---------- MATERIAL PROVIDED ----------

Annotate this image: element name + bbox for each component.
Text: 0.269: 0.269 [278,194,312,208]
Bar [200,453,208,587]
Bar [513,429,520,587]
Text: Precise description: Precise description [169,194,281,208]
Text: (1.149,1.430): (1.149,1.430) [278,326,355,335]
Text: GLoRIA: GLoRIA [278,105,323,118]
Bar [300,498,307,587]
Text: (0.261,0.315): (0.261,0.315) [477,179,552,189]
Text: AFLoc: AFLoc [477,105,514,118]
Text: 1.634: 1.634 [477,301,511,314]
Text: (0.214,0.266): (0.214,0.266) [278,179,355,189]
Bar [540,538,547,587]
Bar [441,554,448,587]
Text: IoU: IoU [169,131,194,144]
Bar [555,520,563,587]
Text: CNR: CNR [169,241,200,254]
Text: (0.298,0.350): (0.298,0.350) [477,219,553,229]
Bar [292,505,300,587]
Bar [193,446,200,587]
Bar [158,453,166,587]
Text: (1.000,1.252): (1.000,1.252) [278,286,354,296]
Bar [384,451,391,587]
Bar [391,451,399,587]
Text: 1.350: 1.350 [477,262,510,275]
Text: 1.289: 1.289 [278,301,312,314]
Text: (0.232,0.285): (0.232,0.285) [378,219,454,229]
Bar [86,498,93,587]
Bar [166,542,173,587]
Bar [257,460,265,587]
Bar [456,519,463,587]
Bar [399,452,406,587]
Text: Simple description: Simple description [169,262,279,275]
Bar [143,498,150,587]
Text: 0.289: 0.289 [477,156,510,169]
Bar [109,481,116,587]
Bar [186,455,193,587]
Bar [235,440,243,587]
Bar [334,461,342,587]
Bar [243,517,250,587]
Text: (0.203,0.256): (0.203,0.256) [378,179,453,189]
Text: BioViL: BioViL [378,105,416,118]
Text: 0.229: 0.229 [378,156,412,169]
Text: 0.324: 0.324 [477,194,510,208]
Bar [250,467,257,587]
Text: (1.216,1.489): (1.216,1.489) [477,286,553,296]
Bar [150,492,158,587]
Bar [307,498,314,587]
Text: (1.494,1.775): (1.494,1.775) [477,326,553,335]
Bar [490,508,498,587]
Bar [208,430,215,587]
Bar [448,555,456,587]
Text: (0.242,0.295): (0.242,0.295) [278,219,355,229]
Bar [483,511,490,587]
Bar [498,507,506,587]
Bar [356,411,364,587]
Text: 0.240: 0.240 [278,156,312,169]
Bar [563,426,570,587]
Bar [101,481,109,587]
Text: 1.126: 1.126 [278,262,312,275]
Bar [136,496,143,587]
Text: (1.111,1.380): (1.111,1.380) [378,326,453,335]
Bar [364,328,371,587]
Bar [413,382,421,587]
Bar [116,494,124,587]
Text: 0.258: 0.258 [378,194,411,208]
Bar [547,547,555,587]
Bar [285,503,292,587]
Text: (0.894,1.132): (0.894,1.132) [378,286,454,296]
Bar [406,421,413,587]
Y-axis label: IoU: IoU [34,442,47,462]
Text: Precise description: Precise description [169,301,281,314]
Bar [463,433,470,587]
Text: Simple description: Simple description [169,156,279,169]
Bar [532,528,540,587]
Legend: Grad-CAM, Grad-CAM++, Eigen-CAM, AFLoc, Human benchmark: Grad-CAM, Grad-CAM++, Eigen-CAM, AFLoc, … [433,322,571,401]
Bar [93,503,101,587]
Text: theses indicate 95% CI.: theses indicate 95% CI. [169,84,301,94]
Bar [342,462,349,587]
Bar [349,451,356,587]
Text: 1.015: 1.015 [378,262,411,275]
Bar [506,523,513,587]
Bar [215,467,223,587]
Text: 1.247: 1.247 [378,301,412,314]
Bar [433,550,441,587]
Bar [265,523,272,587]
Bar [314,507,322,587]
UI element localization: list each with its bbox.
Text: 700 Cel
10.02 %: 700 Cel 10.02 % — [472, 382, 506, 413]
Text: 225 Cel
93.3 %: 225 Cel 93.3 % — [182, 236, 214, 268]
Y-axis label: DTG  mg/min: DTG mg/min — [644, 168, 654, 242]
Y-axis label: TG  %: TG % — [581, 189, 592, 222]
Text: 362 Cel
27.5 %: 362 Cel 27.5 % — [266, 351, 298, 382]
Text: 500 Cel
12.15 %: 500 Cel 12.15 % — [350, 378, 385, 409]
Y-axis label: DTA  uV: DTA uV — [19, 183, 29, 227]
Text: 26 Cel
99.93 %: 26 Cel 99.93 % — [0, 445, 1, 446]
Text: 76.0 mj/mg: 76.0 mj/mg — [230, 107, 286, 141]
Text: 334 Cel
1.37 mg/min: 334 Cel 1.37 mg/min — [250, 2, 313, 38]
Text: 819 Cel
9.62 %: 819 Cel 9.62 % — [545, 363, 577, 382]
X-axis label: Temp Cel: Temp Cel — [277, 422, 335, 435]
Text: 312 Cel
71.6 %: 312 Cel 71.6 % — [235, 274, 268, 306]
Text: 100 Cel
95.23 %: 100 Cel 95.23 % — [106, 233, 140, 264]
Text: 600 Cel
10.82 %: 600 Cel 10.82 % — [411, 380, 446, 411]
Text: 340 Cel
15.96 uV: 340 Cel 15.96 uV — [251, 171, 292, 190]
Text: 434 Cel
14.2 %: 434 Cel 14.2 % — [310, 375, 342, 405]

----------

**STATED EXERCISE:** Rewrite the listing above, changing every "Cel" to "°C" and keeping everything else the same.

**ANSWER TO THIS EXERCISE:**
Annotate this image: element name + bbox for each component.
Text: 0.269: 0.269 [278,194,312,208]
Bar [200,453,208,587]
Bar [513,429,520,587]
Text: Precise description: Precise description [169,194,281,208]
Text: (1.149,1.430): (1.149,1.430) [278,326,355,335]
Text: GLoRIA: GLoRIA [278,105,323,118]
Bar [300,498,307,587]
Text: (0.261,0.315): (0.261,0.315) [477,179,552,189]
Text: AFLoc: AFLoc [477,105,514,118]
Text: 1.634: 1.634 [477,301,511,314]
Text: (0.214,0.266): (0.214,0.266) [278,179,355,189]
Bar [540,538,547,587]
Bar [441,554,448,587]
Text: IoU: IoU [169,131,194,144]
Bar [555,520,563,587]
Text: CNR: CNR [169,241,200,254]
Text: (0.298,0.350): (0.298,0.350) [477,219,553,229]
Bar [292,505,300,587]
Bar [193,446,200,587]
Bar [158,453,166,587]
Text: (1.000,1.252): (1.000,1.252) [278,286,354,296]
Bar [384,451,391,587]
Bar [391,451,399,587]
Text: 1.350: 1.350 [477,262,510,275]
Text: 1.289: 1.289 [278,301,312,314]
Text: (0.232,0.285): (0.232,0.285) [378,219,454,229]
Bar [86,498,93,587]
Bar [166,542,173,587]
Bar [257,460,265,587]
Bar [456,519,463,587]
Bar [399,452,406,587]
Text: Simple description: Simple description [169,262,279,275]
Bar [143,498,150,587]
Text: 0.289: 0.289 [477,156,510,169]
Bar [109,481,116,587]
Bar [186,455,193,587]
Bar [235,440,243,587]
Bar [334,461,342,587]
Bar [243,517,250,587]
Text: (0.203,0.256): (0.203,0.256) [378,179,453,189]
Text: BioViL: BioViL [378,105,416,118]
Text: 0.229: 0.229 [378,156,412,169]
Text: 0.324: 0.324 [477,194,510,208]
Bar [250,467,257,587]
Text: (1.216,1.489): (1.216,1.489) [477,286,553,296]
Bar [150,492,158,587]
Bar [307,498,314,587]
Text: (1.494,1.775): (1.494,1.775) [477,326,553,335]
Bar [490,508,498,587]
Bar [208,430,215,587]
Bar [448,555,456,587]
Text: (0.242,0.295): (0.242,0.295) [278,219,355,229]
Bar [483,511,490,587]
Bar [498,507,506,587]
Bar [356,411,364,587]
Text: 0.240: 0.240 [278,156,312,169]
Bar [563,426,570,587]
Bar [101,481,109,587]
Text: 1.126: 1.126 [278,262,312,275]
Bar [136,496,143,587]
Text: (1.111,1.380): (1.111,1.380) [378,326,453,335]
Bar [364,328,371,587]
Bar [413,382,421,587]
Bar [116,494,124,587]
Text: 0.258: 0.258 [378,194,411,208]
Bar [547,547,555,587]
Bar [285,503,292,587]
Text: (0.894,1.132): (0.894,1.132) [378,286,454,296]
Bar [406,421,413,587]
Y-axis label: IoU: IoU [34,442,47,462]
Text: Precise description: Precise description [169,301,281,314]
Bar [463,433,470,587]
Text: Simple description: Simple description [169,156,279,169]
Bar [532,528,540,587]
Legend: Grad-CAM, Grad-CAM++, Eigen-CAM, AFLoc, Human benchmark: Grad-CAM, Grad-CAM++, Eigen-CAM, AFLoc, … [433,322,571,401]
Bar [93,503,101,587]
Text: theses indicate 95% CI.: theses indicate 95% CI. [169,84,301,94]
Bar [342,462,349,587]
Bar [349,451,356,587]
Text: 1.015: 1.015 [378,262,411,275]
Bar [506,523,513,587]
Bar [215,467,223,587]
Text: 1.247: 1.247 [378,301,412,314]
Bar [433,550,441,587]
Bar [265,523,272,587]
Bar [314,507,322,587]
UI element localization: list each with its bbox.
Text: 700 °C
10.02 %: 700 °C 10.02 % — [472, 382, 506, 413]
Text: 225 °C
93.3 %: 225 °C 93.3 % — [182, 236, 214, 268]
Y-axis label: DTG  mg/min: DTG mg/min — [644, 168, 654, 242]
Y-axis label: TG  %: TG % — [581, 189, 592, 222]
Text: 362 °C
27.5 %: 362 °C 27.5 % — [266, 351, 298, 382]
Text: 500 °C
12.15 %: 500 °C 12.15 % — [350, 378, 385, 409]
Y-axis label: DTA  uV: DTA uV — [19, 183, 29, 227]
Text: 26 °C
99.93 %: 26 °C 99.93 % — [0, 445, 1, 446]
Text: 76.0 mj/mg: 76.0 mj/mg — [230, 107, 286, 141]
Text: 334 °C
1.37 mg/min: 334 °C 1.37 mg/min — [250, 2, 313, 38]
Text: 819 °C
9.62 %: 819 °C 9.62 % — [545, 363, 577, 382]
X-axis label: Temp °C: Temp °C — [277, 422, 335, 435]
Text: 312 °C
71.6 %: 312 °C 71.6 % — [235, 274, 268, 306]
Text: 100 °C
95.23 %: 100 °C 95.23 % — [106, 233, 140, 264]
Text: 600 °C
10.82 %: 600 °C 10.82 % — [411, 380, 446, 411]
Text: 340 °C
15.96 uV: 340 °C 15.96 uV — [251, 171, 292, 190]
Text: 434 °C
14.2 %: 434 °C 14.2 % — [310, 375, 342, 405]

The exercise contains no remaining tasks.